EXERCISE: Repeat the data that follows, word for word, without the images.

GIVEN RECORDS:
________________________

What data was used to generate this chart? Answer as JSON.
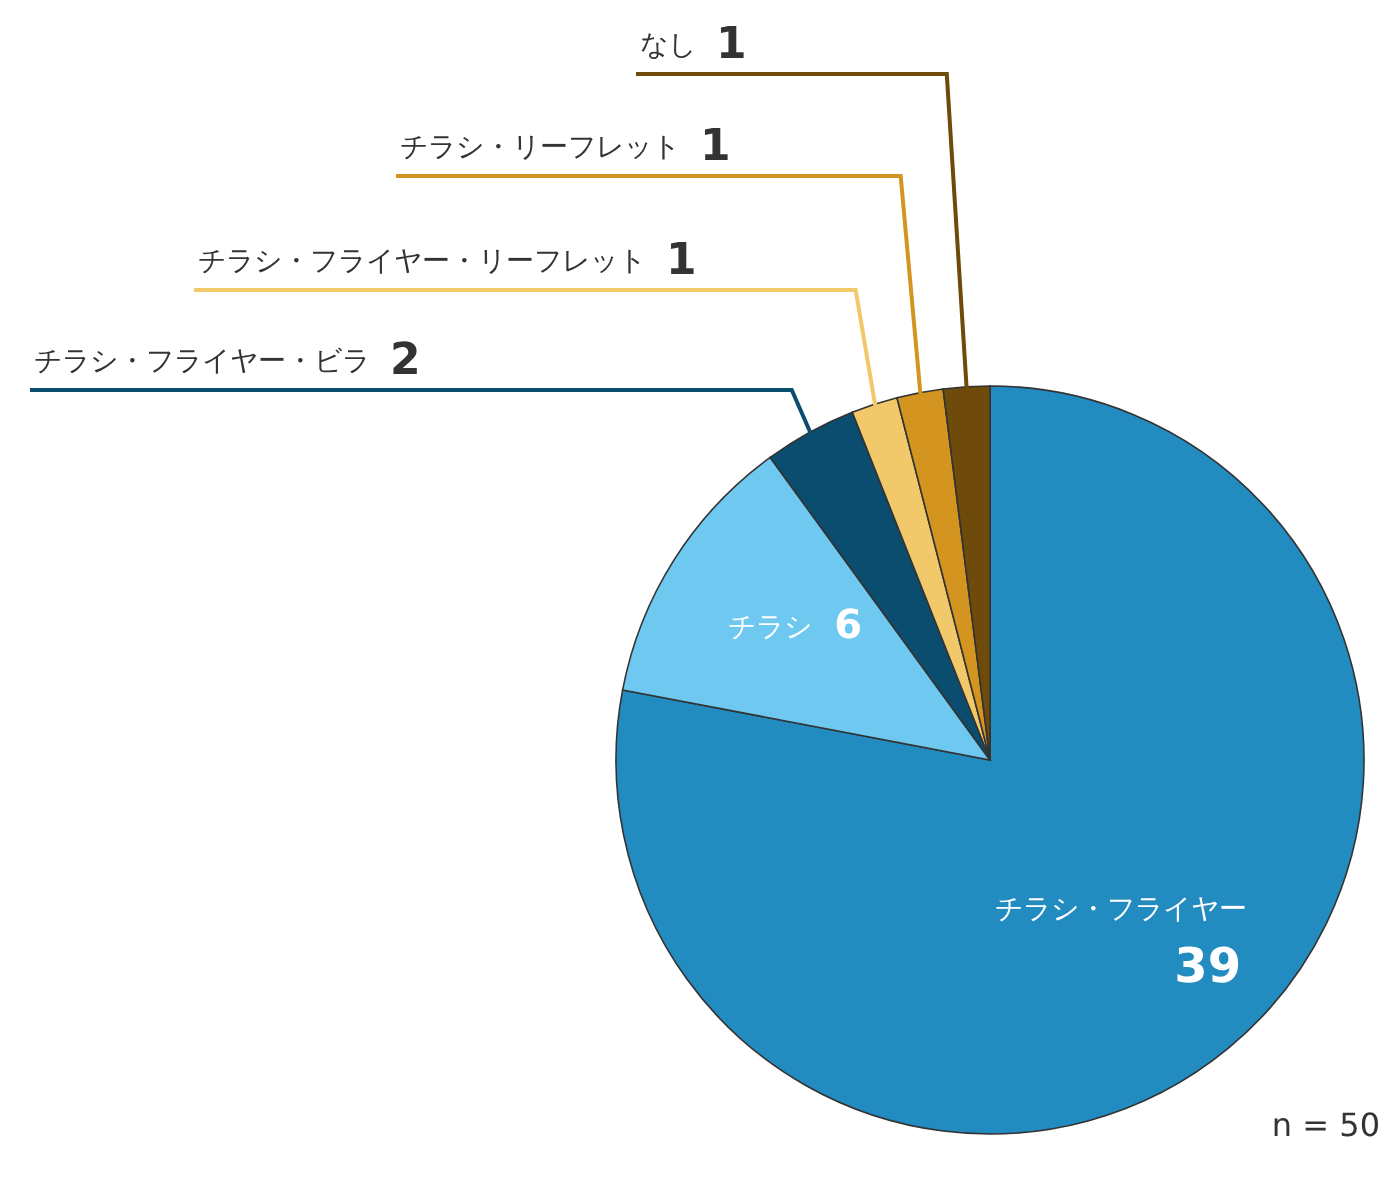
{
  "chart_data": {
    "type": "pie",
    "categories": [
      "チラシ・フライヤー",
      "チラシ",
      "チラシ・フライヤー・ビラ",
      "チラシ・フライヤー・リーフレット",
      "チラシ・リーフレット",
      "なし"
    ],
    "values": [
      39,
      6,
      2,
      1,
      1,
      1
    ],
    "colors": [
      "#228bc0",
      "#6ec8f0",
      "#0b4d6e",
      "#f1c86a",
      "#d3951f",
      "#6e4a0b"
    ],
    "data_labels": true,
    "annotations": [
      "n = 50"
    ]
  }
}
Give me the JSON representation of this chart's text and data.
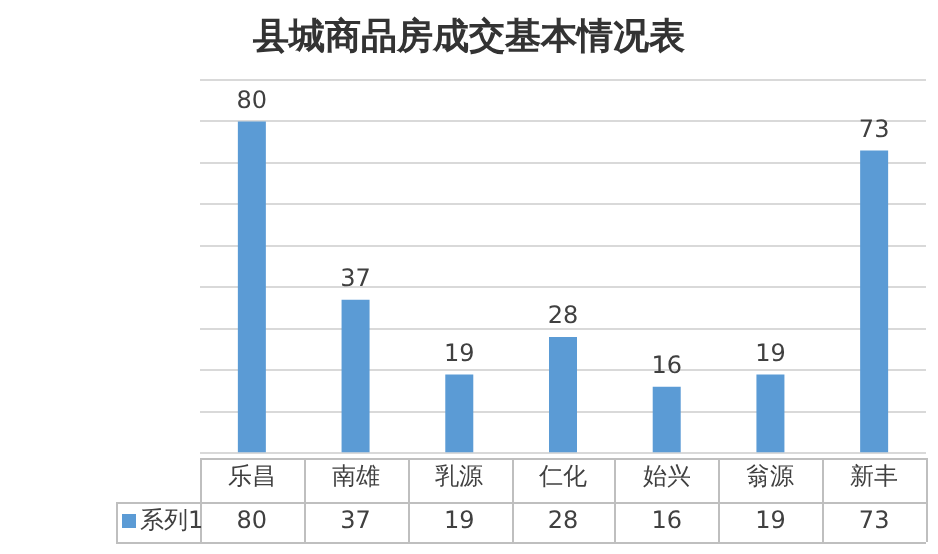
{
  "chart_data": {
    "type": "bar",
    "title": "县城商品房成交基本情况表",
    "categories": [
      "乐昌",
      "南雄",
      "乳源",
      "仁化",
      "始兴",
      "翁源",
      "新丰"
    ],
    "series": [
      {
        "name": "系列1",
        "color": "#5b9bd5",
        "values": [
          80,
          37,
          19,
          28,
          16,
          19,
          73
        ]
      }
    ],
    "ylim": [
      0,
      90
    ],
    "yticks": [
      {
        "value": 0,
        "label": null
      },
      {
        "value": 10,
        "label": null
      },
      {
        "value": 20,
        "label": null
      },
      {
        "value": 30,
        "label": null
      },
      {
        "value": 40,
        "label": null
      },
      {
        "value": 50,
        "label": null
      },
      {
        "value": 60,
        "label": null
      },
      {
        "value": 70,
        "label": null
      },
      {
        "value": 80,
        "label": null
      },
      {
        "value": 90,
        "label": null
      }
    ],
    "tick_labels": "x",
    "grid": "y",
    "data_labels": true,
    "annotations": [
      "80",
      "37",
      "19",
      "28",
      "16",
      "19",
      "73"
    ]
  }
}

________________________

FINISHED TASK:
What data was used to generate this chart? Answer as JSON.
{
  "chart_data": {
    "type": "pie",
    "categories": [
      "チラシ・フライヤー",
      "チラシ",
      "チラシ・フライヤー・ビラ",
      "チラシ・フライヤー・リーフレット",
      "チラシ・リーフレット",
      "なし"
    ],
    "values": [
      39,
      6,
      2,
      1,
      1,
      1
    ],
    "colors": [
      "#228bc0",
      "#6ec8f0",
      "#0b4d6e",
      "#f1c86a",
      "#d3951f",
      "#6e4a0b"
    ],
    "data_labels": true,
    "annotations": [
      "n = 50"
    ]
  }
}
Give me the JSON representation of this chart's text and data.
{
  "chart_data": {
    "type": "bar",
    "title": "县城商品房成交基本情况表",
    "categories": [
      "乐昌",
      "南雄",
      "乳源",
      "仁化",
      "始兴",
      "翁源",
      "新丰"
    ],
    "series": [
      {
        "name": "系列1",
        "color": "#5b9bd5",
        "values": [
          80,
          37,
          19,
          28,
          16,
          19,
          73
        ]
      }
    ],
    "ylim": [
      0,
      90
    ],
    "yticks": [
      {
        "value": 0,
        "label": null
      },
      {
        "value": 10,
        "label": null
      },
      {
        "value": 20,
        "label": null
      },
      {
        "value": 30,
        "label": null
      },
      {
        "value": 40,
        "label": null
      },
      {
        "value": 50,
        "label": null
      },
      {
        "value": 60,
        "label": null
      },
      {
        "value": 70,
        "label": null
      },
      {
        "value": 80,
        "label": null
      },
      {
        "value": 90,
        "label": null
      }
    ],
    "tick_labels": "x",
    "grid": "y",
    "data_labels": true,
    "annotations": [
      "80",
      "37",
      "19",
      "28",
      "16",
      "19",
      "73"
    ]
  }
}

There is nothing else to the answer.